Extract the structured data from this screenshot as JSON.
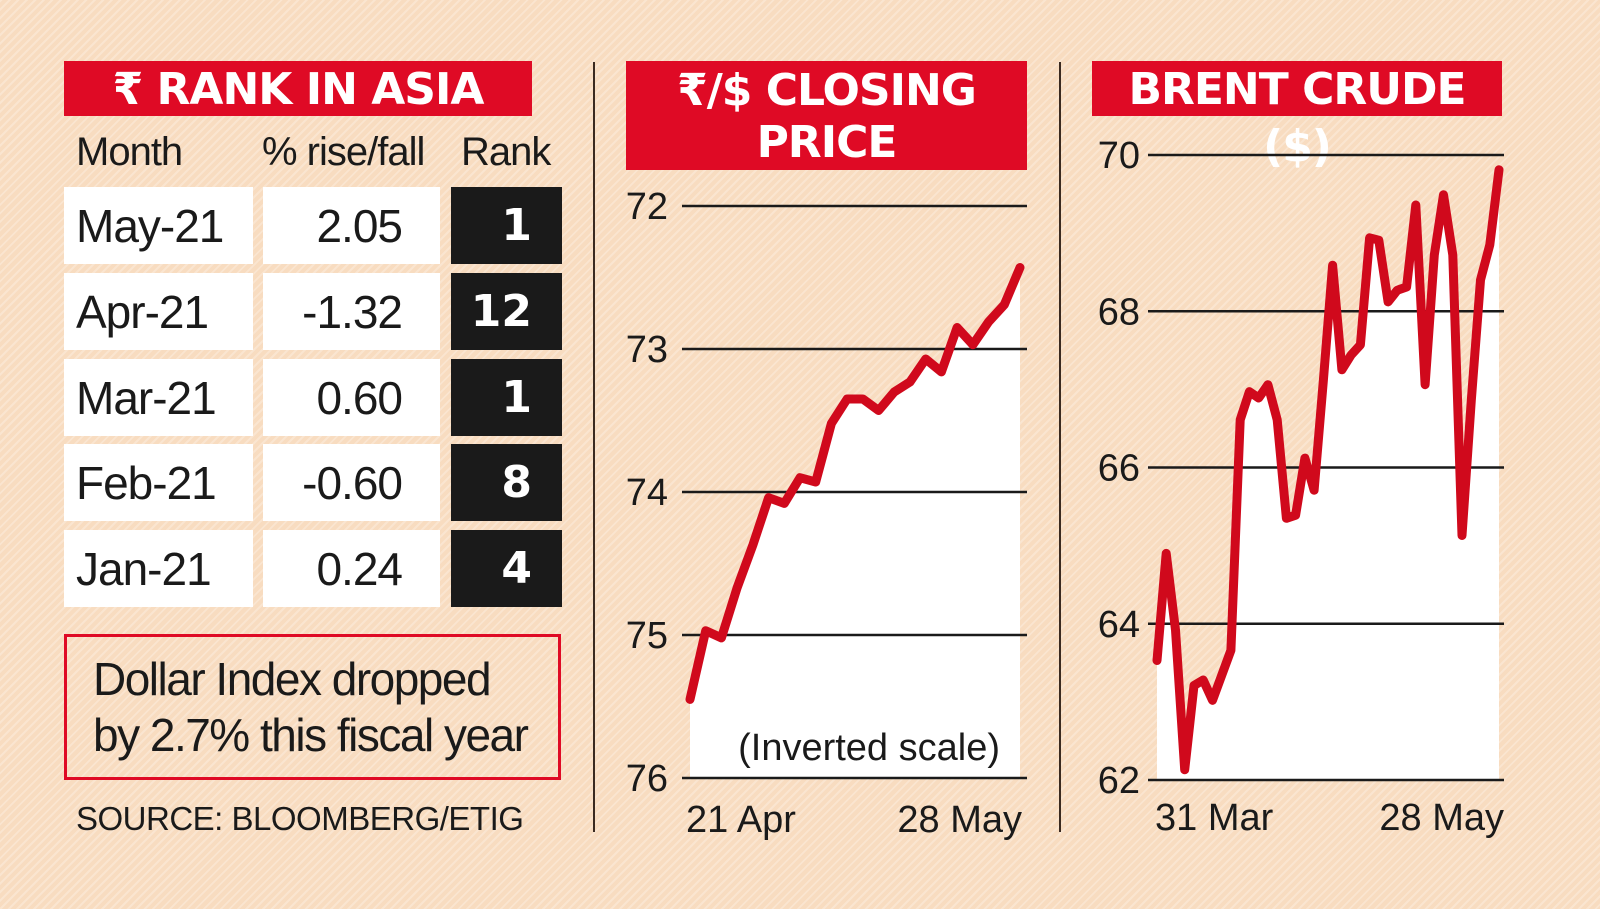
{
  "rank_table": {
    "title": "₹ RANK IN ASIA",
    "columns": [
      "Month",
      "% rise/fall",
      "Rank"
    ],
    "rows": [
      {
        "month": "May-21",
        "change": "2.05",
        "rank": "1"
      },
      {
        "month": "Apr-21",
        "change": "-1.32",
        "rank": "12"
      },
      {
        "month": "Mar-21",
        "change": "0.60",
        "rank": "1"
      },
      {
        "month": "Feb-21",
        "change": "-0.60",
        "rank": "8"
      },
      {
        "month": "Jan-21",
        "change": "0.24",
        "rank": "4"
      }
    ],
    "note": [
      "Dollar Index dropped",
      "by 2.7% this fiscal year"
    ],
    "source": "SOURCE: BLOOMBERG/ETIG"
  },
  "colors": {
    "accent": "#df0a25",
    "line": "#d0091c",
    "background": "#f8dcc0",
    "rank_cell": "#1a1a1a"
  },
  "chart_data": [
    {
      "type": "area",
      "title": [
        "₹/$ CLOSING",
        "PRICE"
      ],
      "annotation": "(Inverted scale)",
      "y_inverted": true,
      "ylim": [
        72,
        76
      ],
      "y_ticks": [
        "72",
        "73",
        "74",
        "75",
        "76"
      ],
      "x_ticks": [
        "21 Apr",
        "28 May"
      ],
      "grid": true,
      "values": [
        75.45,
        74.97,
        75.02,
        74.67,
        74.37,
        74.04,
        74.08,
        73.9,
        73.93,
        73.52,
        73.35,
        73.35,
        73.43,
        73.3,
        73.23,
        73.07,
        73.16,
        72.85,
        72.97,
        72.81,
        72.69,
        72.43
      ]
    },
    {
      "type": "area",
      "title": "BRENT CRUDE ($)",
      "ylim": [
        62,
        70
      ],
      "y_ticks": [
        "62",
        "64",
        "66",
        "68",
        "70"
      ],
      "x_ticks": [
        "31 Mar",
        "28 May"
      ],
      "grid": true,
      "values": [
        63.53,
        64.9,
        63.92,
        62.13,
        63.21,
        63.28,
        63.02,
        63.34,
        63.66,
        66.61,
        66.97,
        66.89,
        67.06,
        66.61,
        65.35,
        65.39,
        66.12,
        65.71,
        67.12,
        68.59,
        67.25,
        67.44,
        67.57,
        68.94,
        68.91,
        68.12,
        68.27,
        68.31,
        69.36,
        67.06,
        68.72,
        69.49,
        68.72,
        65.13,
        66.86,
        68.4,
        68.85,
        69.81
      ]
    }
  ]
}
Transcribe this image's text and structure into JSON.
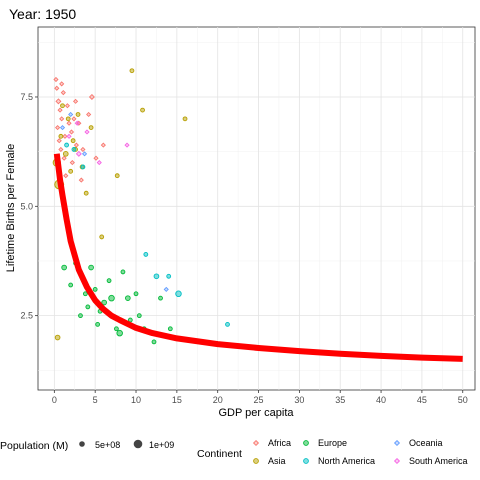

=== WORK INSTRUCTIONS ===
Write out all the entries word for word, but skip any images.

=== EXERCISE RESULT ===
Extract the structured data from this screenshot as JSON.
{
  "rank_table": {
    "title": "₹ RANK IN ASIA",
    "columns": [
      "Month",
      "% rise/fall",
      "Rank"
    ],
    "rows": [
      {
        "month": "May-21",
        "change": "2.05",
        "rank": "1"
      },
      {
        "month": "Apr-21",
        "change": "-1.32",
        "rank": "12"
      },
      {
        "month": "Mar-21",
        "change": "0.60",
        "rank": "1"
      },
      {
        "month": "Feb-21",
        "change": "-0.60",
        "rank": "8"
      },
      {
        "month": "Jan-21",
        "change": "0.24",
        "rank": "4"
      }
    ],
    "note": [
      "Dollar Index dropped",
      "by 2.7% this fiscal year"
    ],
    "source": "SOURCE: BLOOMBERG/ETIG"
  },
  "colors": {
    "accent": "#df0a25",
    "line": "#d0091c",
    "background": "#f8dcc0",
    "rank_cell": "#1a1a1a"
  },
  "chart_data": [
    {
      "type": "area",
      "title": [
        "₹/$ CLOSING",
        "PRICE"
      ],
      "annotation": "(Inverted scale)",
      "y_inverted": true,
      "ylim": [
        72,
        76
      ],
      "y_ticks": [
        "72",
        "73",
        "74",
        "75",
        "76"
      ],
      "x_ticks": [
        "21 Apr",
        "28 May"
      ],
      "grid": true,
      "values": [
        75.45,
        74.97,
        75.02,
        74.67,
        74.37,
        74.04,
        74.08,
        73.9,
        73.93,
        73.52,
        73.35,
        73.35,
        73.43,
        73.3,
        73.23,
        73.07,
        73.16,
        72.85,
        72.97,
        72.81,
        72.69,
        72.43
      ]
    },
    {
      "type": "area",
      "title": "BRENT CRUDE ($)",
      "ylim": [
        62,
        70
      ],
      "y_ticks": [
        "62",
        "64",
        "66",
        "68",
        "70"
      ],
      "x_ticks": [
        "31 Mar",
        "28 May"
      ],
      "grid": true,
      "values": [
        63.53,
        64.9,
        63.92,
        62.13,
        63.21,
        63.28,
        63.02,
        63.34,
        63.66,
        66.61,
        66.97,
        66.89,
        67.06,
        66.61,
        65.35,
        65.39,
        66.12,
        65.71,
        67.12,
        68.59,
        67.25,
        67.44,
        67.57,
        68.94,
        68.91,
        68.12,
        68.27,
        68.31,
        69.36,
        67.06,
        68.72,
        69.49,
        68.72,
        65.13,
        66.86,
        68.4,
        68.85,
        69.81
      ]
    }
  ]
}
Transcribe this image's text and structure into JSON.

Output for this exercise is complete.